-- Begin TEXT PROVIDED --

A need exists for a safety valve suitable for subsea applications and which is well pressure insensitive. Thus, it should incorporate the benefits of a balance line SSSV while overcoming the difficulties associated with gas migration into the balance line. Such a valve should also utilize MTM sealing systems for increased reliability. Finally, the improved valve should allow for the application of hydraulic pressure to close the valve in the event of a valve failure in an open position.
The present invention relates to an improved safety valve that can be used in deep set applications by utilizing a simple pressure isolated chamber in combination with an isolation valve. The isolation could be part of the valve or a separate item. The isolation valve addresses the concerns typically associated with balance line concepts while also eliminating the need to contain a gas charge with elastomeric seals.
The isolation valve 108 is a key element of the solution. The isolation valve provides for volume exchange within the pressure isolated chamber 108 a during opening and closing. This further ensures that the necessary volume is provided even if some fluid exchange occurs between the first set of well isolation seals. The isolation valve 108 also provides for pressure shut-off 109 of the secondary line, while also preventing gas migration into the secondary line. It further provides for transfer of pressure from secondary line for closing valve for remedial cycling of the safety valve.
The isolation valve also allows for the use of conventional SSSV technology whereas seal failure of the pressure isolation chamber does not impact the valve reliability after well pressure depletes. It is a lower cost solution with higher reliability. In combination with the secondary pressure line, the isolation seal differential is minimized by applying secondary line pressure. Finally, this design solution provides for common equipment between conventional completions and subsea completions.
For a more complete understanding of the present invention, and for further details and advantages thereof, reference is now made to the following Detailed Description taken in conjunction with the accompanying drawings, in which:
FIGS. 1 and 2 schematically illustrate a prior art safety valve having a single control line;
FIG. 3 illustrates a prior art balance line safety valve having a balance line;
FIG. 4 illustrates an improved prior art balance line safety valve;
FIG. 5 illustrates an embodiment of the present invention safety valve utilizing an isolation valve on the second control line; and
FIGS. 6a and 6 b are sectional views across the length of the present safety valve.

-- End TEXT PROVIDED --
-- Begin RECORDED DATA --

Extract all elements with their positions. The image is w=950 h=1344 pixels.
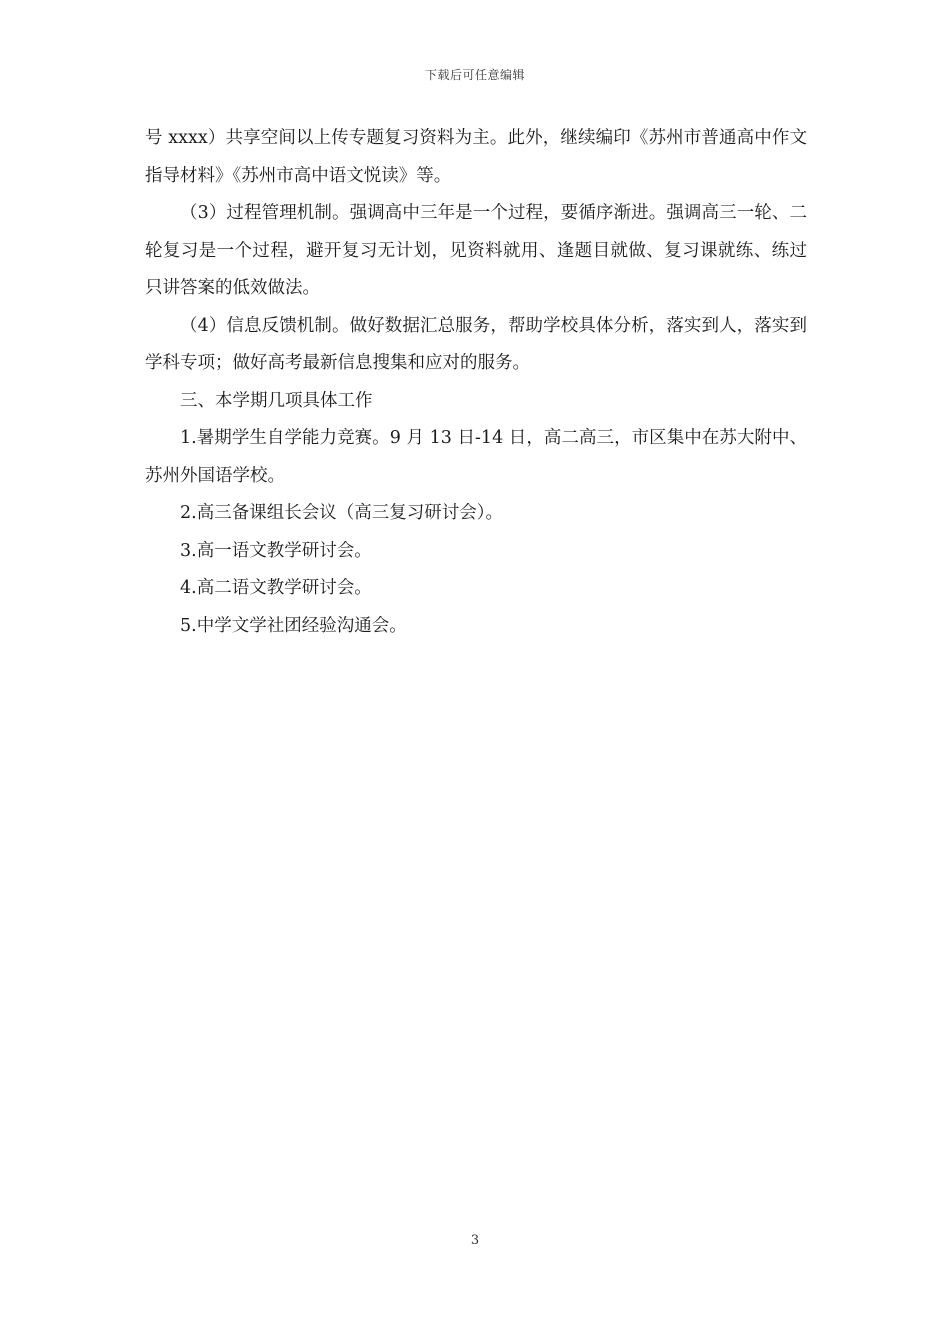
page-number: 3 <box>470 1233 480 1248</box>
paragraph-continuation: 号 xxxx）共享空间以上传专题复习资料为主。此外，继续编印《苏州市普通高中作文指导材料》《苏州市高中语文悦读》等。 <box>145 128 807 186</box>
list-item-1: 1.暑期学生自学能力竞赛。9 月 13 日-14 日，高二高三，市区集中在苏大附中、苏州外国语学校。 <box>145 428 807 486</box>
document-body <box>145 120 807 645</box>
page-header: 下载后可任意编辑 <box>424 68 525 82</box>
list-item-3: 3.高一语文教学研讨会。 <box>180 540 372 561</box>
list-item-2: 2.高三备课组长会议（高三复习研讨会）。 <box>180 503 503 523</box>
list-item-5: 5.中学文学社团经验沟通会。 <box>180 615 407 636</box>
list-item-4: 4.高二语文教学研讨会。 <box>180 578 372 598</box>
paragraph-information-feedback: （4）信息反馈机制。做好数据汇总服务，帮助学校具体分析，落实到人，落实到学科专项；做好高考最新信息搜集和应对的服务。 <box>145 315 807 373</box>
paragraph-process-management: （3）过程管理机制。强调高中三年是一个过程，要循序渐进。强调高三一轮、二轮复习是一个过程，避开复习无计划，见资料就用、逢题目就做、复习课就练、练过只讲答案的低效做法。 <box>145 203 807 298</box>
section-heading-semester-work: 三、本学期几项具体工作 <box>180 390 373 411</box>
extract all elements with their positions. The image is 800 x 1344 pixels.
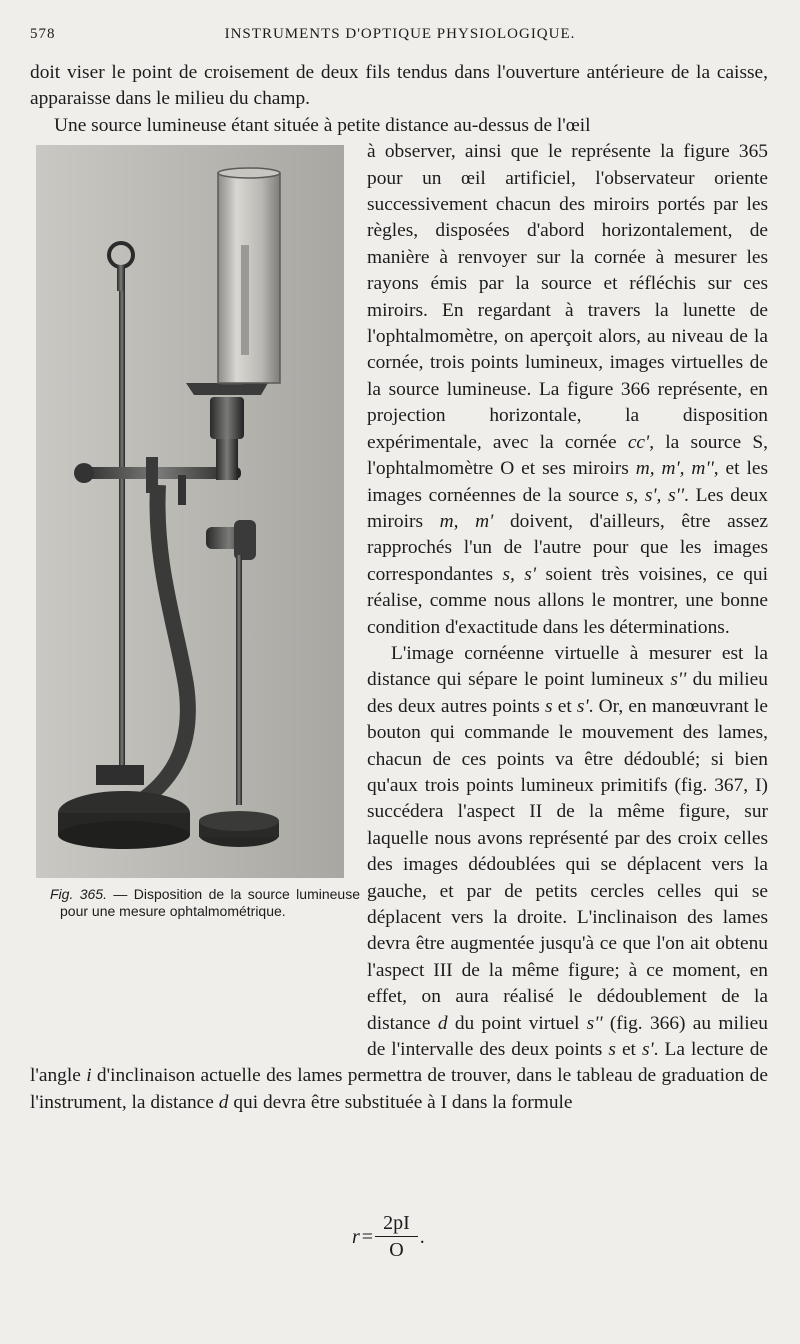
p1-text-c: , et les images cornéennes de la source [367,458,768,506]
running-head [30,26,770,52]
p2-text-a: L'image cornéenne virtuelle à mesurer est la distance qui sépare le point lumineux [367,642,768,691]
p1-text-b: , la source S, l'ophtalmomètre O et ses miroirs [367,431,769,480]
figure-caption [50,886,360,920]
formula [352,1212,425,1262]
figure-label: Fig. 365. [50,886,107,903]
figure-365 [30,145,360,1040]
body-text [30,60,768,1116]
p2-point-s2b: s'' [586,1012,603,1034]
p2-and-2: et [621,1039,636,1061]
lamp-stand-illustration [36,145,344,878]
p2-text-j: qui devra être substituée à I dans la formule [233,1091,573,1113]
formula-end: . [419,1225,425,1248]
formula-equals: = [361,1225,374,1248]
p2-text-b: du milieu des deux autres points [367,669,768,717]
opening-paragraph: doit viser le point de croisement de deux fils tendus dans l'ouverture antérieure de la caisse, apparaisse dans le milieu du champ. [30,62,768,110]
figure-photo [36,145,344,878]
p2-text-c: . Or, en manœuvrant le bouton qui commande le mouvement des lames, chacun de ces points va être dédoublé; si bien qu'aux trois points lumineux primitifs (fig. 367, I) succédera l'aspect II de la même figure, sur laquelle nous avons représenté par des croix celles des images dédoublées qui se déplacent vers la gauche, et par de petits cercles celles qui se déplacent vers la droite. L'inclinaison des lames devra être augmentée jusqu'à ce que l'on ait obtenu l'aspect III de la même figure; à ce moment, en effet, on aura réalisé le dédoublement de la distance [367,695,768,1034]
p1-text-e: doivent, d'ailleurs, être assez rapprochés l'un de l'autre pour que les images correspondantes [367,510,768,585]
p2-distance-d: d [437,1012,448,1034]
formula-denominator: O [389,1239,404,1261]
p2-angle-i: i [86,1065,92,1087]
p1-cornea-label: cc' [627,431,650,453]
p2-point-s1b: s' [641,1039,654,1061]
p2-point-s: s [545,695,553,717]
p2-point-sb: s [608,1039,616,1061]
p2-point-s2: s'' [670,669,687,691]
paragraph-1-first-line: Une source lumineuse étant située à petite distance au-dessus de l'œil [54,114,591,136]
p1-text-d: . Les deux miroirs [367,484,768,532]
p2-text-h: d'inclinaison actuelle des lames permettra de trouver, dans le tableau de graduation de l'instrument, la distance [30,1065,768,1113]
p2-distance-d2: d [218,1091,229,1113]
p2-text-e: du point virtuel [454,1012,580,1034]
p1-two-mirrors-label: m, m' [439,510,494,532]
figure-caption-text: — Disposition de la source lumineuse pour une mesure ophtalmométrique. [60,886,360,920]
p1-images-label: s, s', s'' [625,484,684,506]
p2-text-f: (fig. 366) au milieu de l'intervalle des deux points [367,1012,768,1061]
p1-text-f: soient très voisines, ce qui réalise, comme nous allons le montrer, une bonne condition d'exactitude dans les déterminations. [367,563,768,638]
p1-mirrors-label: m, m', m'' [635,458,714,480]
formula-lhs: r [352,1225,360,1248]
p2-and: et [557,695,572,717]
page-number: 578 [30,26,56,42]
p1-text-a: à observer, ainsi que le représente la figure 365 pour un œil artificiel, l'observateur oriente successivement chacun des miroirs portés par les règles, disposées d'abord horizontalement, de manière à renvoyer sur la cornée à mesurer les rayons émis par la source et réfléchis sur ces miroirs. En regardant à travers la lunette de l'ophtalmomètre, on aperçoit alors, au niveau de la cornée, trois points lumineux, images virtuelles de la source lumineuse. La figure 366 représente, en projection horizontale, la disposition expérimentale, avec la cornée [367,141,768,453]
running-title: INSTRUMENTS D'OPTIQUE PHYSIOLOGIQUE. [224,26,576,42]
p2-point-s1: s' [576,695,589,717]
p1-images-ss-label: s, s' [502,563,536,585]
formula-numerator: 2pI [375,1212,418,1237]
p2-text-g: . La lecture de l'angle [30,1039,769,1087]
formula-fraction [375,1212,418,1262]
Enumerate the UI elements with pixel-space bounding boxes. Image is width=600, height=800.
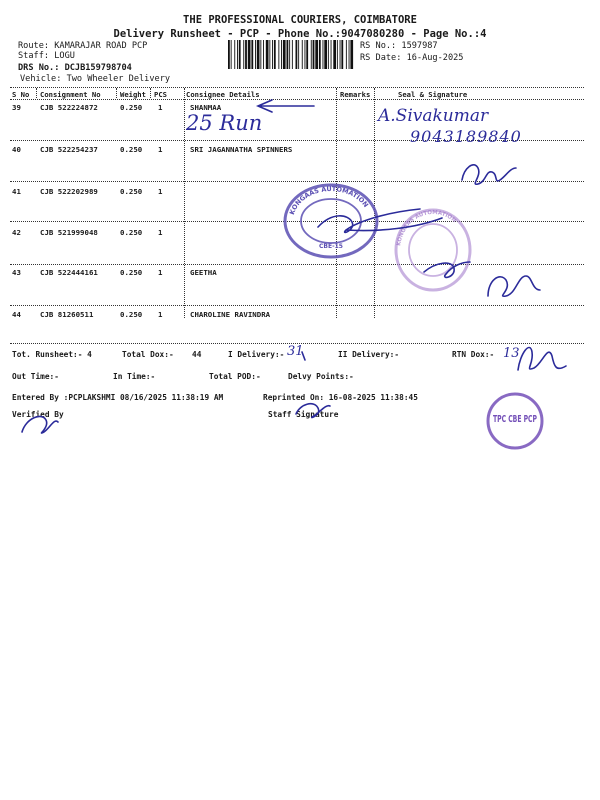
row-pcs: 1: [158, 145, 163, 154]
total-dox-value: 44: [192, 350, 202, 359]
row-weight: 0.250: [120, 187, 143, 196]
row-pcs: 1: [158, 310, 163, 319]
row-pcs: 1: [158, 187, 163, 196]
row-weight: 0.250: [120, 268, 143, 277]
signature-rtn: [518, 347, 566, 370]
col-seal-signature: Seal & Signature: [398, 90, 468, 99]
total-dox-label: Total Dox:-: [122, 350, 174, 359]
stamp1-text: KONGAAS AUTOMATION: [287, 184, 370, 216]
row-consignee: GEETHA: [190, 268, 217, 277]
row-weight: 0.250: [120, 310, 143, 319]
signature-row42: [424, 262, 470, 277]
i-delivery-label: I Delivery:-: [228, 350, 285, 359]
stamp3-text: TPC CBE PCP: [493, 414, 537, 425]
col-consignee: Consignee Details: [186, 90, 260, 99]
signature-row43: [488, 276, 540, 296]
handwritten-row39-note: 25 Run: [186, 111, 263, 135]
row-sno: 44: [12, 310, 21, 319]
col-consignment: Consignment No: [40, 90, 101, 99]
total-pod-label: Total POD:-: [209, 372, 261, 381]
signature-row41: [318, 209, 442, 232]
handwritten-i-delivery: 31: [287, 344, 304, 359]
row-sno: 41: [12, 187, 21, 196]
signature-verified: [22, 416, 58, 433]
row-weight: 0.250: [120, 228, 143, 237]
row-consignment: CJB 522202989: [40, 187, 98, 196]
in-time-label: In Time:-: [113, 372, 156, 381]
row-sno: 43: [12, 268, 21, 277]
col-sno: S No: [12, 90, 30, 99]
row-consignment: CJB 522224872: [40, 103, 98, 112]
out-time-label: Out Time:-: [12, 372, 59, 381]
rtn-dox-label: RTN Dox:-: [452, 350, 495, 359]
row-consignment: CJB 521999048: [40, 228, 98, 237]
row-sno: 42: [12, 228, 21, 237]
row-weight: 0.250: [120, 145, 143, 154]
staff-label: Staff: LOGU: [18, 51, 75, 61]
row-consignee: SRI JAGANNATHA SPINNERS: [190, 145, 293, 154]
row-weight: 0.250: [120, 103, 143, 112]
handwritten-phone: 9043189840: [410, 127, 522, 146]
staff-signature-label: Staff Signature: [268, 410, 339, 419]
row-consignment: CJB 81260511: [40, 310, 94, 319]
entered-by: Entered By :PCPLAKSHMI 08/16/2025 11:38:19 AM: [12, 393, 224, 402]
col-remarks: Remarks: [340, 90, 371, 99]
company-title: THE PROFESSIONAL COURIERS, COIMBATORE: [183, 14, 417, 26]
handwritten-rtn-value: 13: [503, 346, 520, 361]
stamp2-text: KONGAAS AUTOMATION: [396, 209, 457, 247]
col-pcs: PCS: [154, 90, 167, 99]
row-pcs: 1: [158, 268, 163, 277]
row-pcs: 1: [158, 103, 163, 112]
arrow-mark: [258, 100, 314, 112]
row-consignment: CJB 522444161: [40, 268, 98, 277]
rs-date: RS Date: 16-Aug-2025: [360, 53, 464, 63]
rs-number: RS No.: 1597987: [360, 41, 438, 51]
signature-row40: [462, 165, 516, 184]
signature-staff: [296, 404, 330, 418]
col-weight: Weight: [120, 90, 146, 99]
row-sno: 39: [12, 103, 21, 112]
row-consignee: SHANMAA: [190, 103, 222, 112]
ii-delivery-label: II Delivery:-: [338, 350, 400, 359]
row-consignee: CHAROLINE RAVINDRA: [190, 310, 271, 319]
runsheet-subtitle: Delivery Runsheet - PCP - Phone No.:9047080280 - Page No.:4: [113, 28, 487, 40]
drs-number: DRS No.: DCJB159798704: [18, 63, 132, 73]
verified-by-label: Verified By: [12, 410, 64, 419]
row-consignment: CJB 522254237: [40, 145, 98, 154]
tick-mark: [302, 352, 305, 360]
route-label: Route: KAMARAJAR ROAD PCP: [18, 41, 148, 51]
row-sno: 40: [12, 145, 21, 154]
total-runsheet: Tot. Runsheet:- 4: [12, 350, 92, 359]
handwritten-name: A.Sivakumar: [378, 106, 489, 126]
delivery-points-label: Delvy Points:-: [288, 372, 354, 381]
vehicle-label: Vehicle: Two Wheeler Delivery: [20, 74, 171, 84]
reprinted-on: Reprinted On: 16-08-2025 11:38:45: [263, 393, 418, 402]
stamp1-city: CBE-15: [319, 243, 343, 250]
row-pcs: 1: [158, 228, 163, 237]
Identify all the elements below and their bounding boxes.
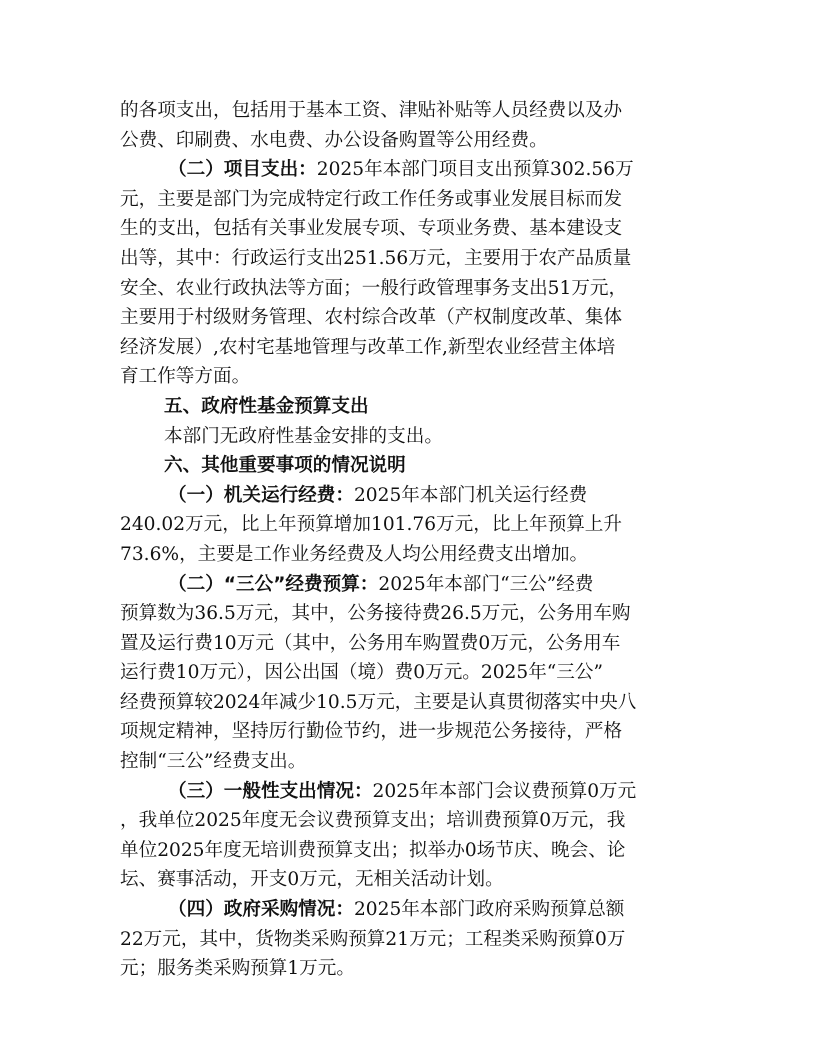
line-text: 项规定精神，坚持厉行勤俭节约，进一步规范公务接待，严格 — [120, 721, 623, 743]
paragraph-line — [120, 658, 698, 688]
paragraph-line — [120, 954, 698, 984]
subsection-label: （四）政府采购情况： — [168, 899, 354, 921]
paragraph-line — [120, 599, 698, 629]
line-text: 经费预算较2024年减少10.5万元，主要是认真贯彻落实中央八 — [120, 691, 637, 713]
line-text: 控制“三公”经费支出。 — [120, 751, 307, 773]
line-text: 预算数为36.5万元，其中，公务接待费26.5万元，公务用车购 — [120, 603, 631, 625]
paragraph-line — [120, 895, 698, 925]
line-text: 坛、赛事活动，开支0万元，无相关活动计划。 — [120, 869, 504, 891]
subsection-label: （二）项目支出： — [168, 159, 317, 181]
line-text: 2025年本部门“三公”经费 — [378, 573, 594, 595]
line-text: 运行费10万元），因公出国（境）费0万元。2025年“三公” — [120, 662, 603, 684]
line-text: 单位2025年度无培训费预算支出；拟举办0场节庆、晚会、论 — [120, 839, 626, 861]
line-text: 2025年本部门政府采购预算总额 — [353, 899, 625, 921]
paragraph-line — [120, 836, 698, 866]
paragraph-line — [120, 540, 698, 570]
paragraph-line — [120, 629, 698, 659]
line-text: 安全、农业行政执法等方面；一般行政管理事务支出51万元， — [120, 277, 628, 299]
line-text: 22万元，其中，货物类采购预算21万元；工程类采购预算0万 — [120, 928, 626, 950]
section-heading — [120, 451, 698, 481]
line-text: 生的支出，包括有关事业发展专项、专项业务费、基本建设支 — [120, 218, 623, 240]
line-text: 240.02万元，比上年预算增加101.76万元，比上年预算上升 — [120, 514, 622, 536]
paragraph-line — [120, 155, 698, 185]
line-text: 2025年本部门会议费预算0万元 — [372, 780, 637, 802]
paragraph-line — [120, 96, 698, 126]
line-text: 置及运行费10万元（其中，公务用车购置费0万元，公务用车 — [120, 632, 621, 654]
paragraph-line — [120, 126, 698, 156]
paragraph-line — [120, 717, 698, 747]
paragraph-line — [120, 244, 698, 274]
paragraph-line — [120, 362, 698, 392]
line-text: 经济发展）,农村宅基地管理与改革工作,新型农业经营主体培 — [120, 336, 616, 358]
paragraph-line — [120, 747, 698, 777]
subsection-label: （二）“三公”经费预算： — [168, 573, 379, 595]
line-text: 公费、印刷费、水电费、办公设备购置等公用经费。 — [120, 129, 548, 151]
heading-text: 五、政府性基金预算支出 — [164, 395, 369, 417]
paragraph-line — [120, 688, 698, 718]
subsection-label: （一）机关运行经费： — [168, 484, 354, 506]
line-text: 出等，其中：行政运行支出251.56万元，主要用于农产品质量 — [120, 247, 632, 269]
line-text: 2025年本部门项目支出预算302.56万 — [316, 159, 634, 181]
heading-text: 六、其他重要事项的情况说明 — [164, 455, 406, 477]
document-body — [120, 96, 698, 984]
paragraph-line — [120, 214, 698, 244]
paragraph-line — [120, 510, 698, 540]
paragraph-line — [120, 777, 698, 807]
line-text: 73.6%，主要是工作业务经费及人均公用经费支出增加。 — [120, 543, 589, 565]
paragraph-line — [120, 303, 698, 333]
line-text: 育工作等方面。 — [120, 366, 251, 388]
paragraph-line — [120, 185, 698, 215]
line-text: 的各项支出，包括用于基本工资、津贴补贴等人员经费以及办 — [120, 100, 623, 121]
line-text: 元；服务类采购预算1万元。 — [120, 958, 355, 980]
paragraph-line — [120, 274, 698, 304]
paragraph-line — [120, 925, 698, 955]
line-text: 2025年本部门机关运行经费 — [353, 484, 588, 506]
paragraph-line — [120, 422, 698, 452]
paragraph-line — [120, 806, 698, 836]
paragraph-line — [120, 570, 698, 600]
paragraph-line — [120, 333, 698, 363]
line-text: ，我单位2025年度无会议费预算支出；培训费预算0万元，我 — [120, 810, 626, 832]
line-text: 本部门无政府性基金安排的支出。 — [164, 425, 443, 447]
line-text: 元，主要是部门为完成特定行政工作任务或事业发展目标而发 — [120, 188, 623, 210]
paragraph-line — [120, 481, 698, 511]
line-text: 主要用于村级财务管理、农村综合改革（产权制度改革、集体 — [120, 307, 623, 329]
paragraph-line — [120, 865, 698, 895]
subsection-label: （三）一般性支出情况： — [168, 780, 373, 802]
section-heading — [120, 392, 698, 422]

-- End RECORDED DATA --

TASK REQUIREMENTS
- a) From the safety valve text, list every figure or group of figures the drawings section describes, each with what it illustrates.
- b) Answer these from the safety valve text.
(i) What sealing systems should the needed valve use for increased reliability?
(ii) What does the isolation valve eliminate the need to contain with elastomeric seals?
(iii) How is the isolation seal differential minimized in combination with the secondary pressure line?

EXERCISE RESPONSES
- a)
- FIGS. 1 and 2: a prior art safety valve having a single control line
- FIG. 3: a prior art balance line safety valve having a balance line
- FIG. 4: an improved prior art balance line safety valve
- FIG. 5: an embodiment of the present invention safety valve utilizing an isolation valve on the second control line
- FIGS. 6a and 6b: sectional views across the length of the present safety valve

- b)
(i) MTM sealing systems
(ii) A gas charge
(iii) By applying secondary line pressure